● **PROBLEM TO SOLVE**:
Exclude images, then output the remaining data verbatim.

● **PROVIDED INFORMATION**:
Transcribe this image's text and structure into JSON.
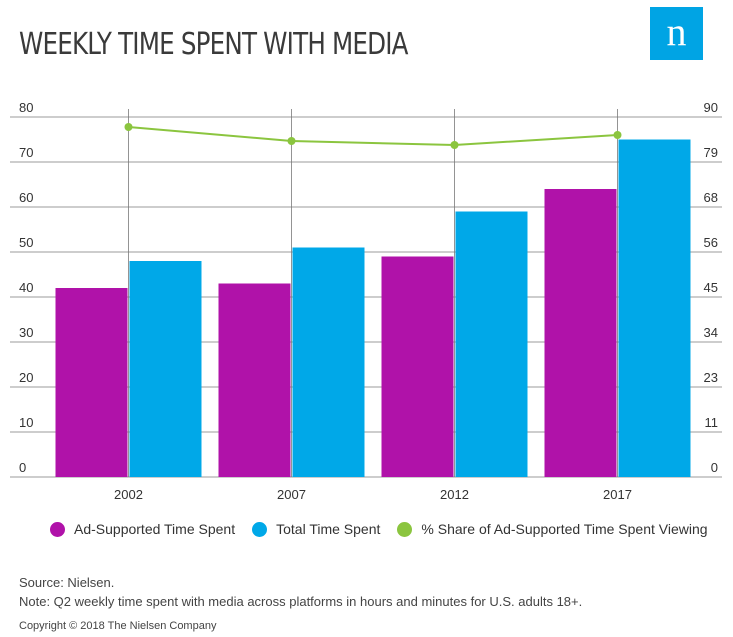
{
  "title": "WEEKLY TIME SPENT WITH MEDIA",
  "logo": {
    "letter": "n"
  },
  "colors": {
    "ad_supported": "#b012a9",
    "total": "#00a8e8",
    "share": "#8bc53f",
    "logo": "#00a4e4",
    "grid": "#7a7a7a"
  },
  "chart_data": {
    "type": "bar",
    "categories": [
      "2002",
      "2007",
      "2012",
      "2017"
    ],
    "series": [
      {
        "name": "Ad-Supported Time Spent",
        "type": "bar",
        "axis": "left",
        "values": [
          42,
          43,
          49,
          64
        ]
      },
      {
        "name": "Total Time Spent",
        "type": "bar",
        "axis": "left",
        "values": [
          48,
          51,
          59,
          75
        ]
      },
      {
        "name": "% Share of Ad-Supported Time Spent Viewing",
        "type": "line",
        "axis": "right",
        "values": [
          87.5,
          84,
          83,
          85.5
        ]
      }
    ],
    "ylim": [
      0,
      80
    ],
    "y_ticks": [
      "0",
      "10",
      "20",
      "30",
      "40",
      "50",
      "60",
      "70",
      "80"
    ],
    "y2lim": [
      0,
      90
    ],
    "y2_ticks": [
      "0",
      "11",
      "23",
      "34",
      "45",
      "56",
      "68",
      "79",
      "90"
    ],
    "grid": true,
    "legend_position": "bottom"
  },
  "legend": [
    {
      "label": "Ad-Supported Time Spent",
      "color": "#b012a9"
    },
    {
      "label": "Total Time Spent",
      "color": "#00a8e8"
    },
    {
      "label": "% Share of Ad-Supported Time Spent Viewing",
      "color": "#8bc53f"
    }
  ],
  "notes": {
    "source": "Source: Nielsen.",
    "note": "Note: Q2 weekly time spent with media across platforms in hours and minutes for U.S. adults 18+."
  },
  "copyright": "Copyright © 2018 The Nielsen Company"
}
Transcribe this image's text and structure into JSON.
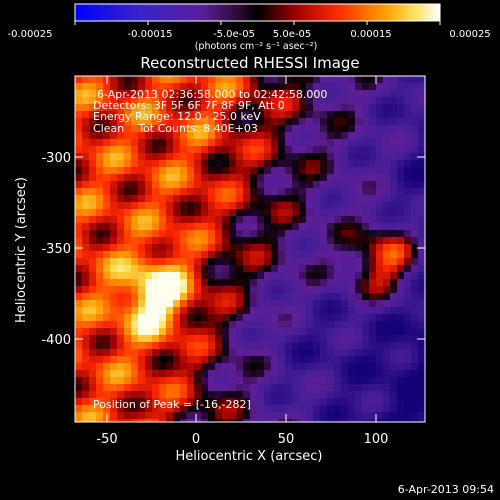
{
  "plot": {
    "title": "Reconstructed RHESSI Image",
    "x_axis_label": "Heliocentric X (arcsec)",
    "y_axis_label": "Heliocentric Y (arcsec)",
    "x_ticks": [
      "-50",
      "0",
      "50",
      "100"
    ],
    "y_ticks": [
      "-300",
      "-350",
      "-400"
    ]
  },
  "colorbar": {
    "ticks": [
      "-0.00025",
      "-0.00015",
      "-5.0e-05",
      "5.0e-05",
      "0.00015",
      "0.00025"
    ],
    "units_label": "(photons cm⁻² s⁻¹ asec⁻²)"
  },
  "annotations": {
    "time_range": "6-Apr-2013 02:36:58.000 to 02:42:58.000",
    "detectors": "Detectors: 3F 5F 6F 7F 8F 9F, Att 0",
    "energy_range": "Energy Range: 12.0 - 25.0 keV",
    "clean_counts": "Clean    Tot Counts: 8.40E+03",
    "peak_position": "Position of Peak = [-16,-282]"
  },
  "footer": {
    "timestamp": "6-Apr-2013 09:54"
  }
}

● **TASK ANSWER**:
Transcribe this image's text and structure into JSON.
{
  "title": "WEEKLY TIME SPENT WITH MEDIA",
  "logo": {
    "letter": "n"
  },
  "colors": {
    "ad_supported": "#b012a9",
    "total": "#00a8e8",
    "share": "#8bc53f",
    "logo": "#00a4e4",
    "grid": "#7a7a7a"
  },
  "chart_data": {
    "type": "bar",
    "categories": [
      "2002",
      "2007",
      "2012",
      "2017"
    ],
    "series": [
      {
        "name": "Ad-Supported Time Spent",
        "type": "bar",
        "axis": "left",
        "values": [
          42,
          43,
          49,
          64
        ]
      },
      {
        "name": "Total Time Spent",
        "type": "bar",
        "axis": "left",
        "values": [
          48,
          51,
          59,
          75
        ]
      },
      {
        "name": "% Share of Ad-Supported Time Spent Viewing",
        "type": "line",
        "axis": "right",
        "values": [
          87.5,
          84,
          83,
          85.5
        ]
      }
    ],
    "ylim": [
      0,
      80
    ],
    "y_ticks": [
      "0",
      "10",
      "20",
      "30",
      "40",
      "50",
      "60",
      "70",
      "80"
    ],
    "y2lim": [
      0,
      90
    ],
    "y2_ticks": [
      "0",
      "11",
      "23",
      "34",
      "45",
      "56",
      "68",
      "79",
      "90"
    ],
    "grid": true,
    "legend_position": "bottom"
  },
  "legend": [
    {
      "label": "Ad-Supported Time Spent",
      "color": "#b012a9"
    },
    {
      "label": "Total Time Spent",
      "color": "#00a8e8"
    },
    {
      "label": "% Share of Ad-Supported Time Spent Viewing",
      "color": "#8bc53f"
    }
  ],
  "notes": {
    "source": "Source: Nielsen.",
    "note": "Note: Q2 weekly time spent with media across platforms in hours and minutes for U.S. adults 18+."
  },
  "copyright": "Copyright © 2018 The Nielsen Company"
}
Transcribe this image's text and structure into JSON.
{
  "plot": {
    "title": "Reconstructed RHESSI Image",
    "x_axis_label": "Heliocentric X (arcsec)",
    "y_axis_label": "Heliocentric Y (arcsec)",
    "x_ticks": [
      "-50",
      "0",
      "50",
      "100"
    ],
    "y_ticks": [
      "-300",
      "-350",
      "-400"
    ]
  },
  "colorbar": {
    "ticks": [
      "-0.00025",
      "-0.00015",
      "-5.0e-05",
      "5.0e-05",
      "0.00015",
      "0.00025"
    ],
    "units_label": "(photons cm⁻² s⁻¹ asec⁻²)"
  },
  "annotations": {
    "time_range": "6-Apr-2013 02:36:58.000 to 02:42:58.000",
    "detectors": "Detectors: 3F 5F 6F 7F 8F 9F, Att 0",
    "energy_range": "Energy Range: 12.0 - 25.0 keV",
    "clean_counts": "Clean    Tot Counts: 8.40E+03",
    "peak_position": "Position of Peak = [-16,-282]"
  },
  "footer": {
    "timestamp": "6-Apr-2013 09:54"
  }
}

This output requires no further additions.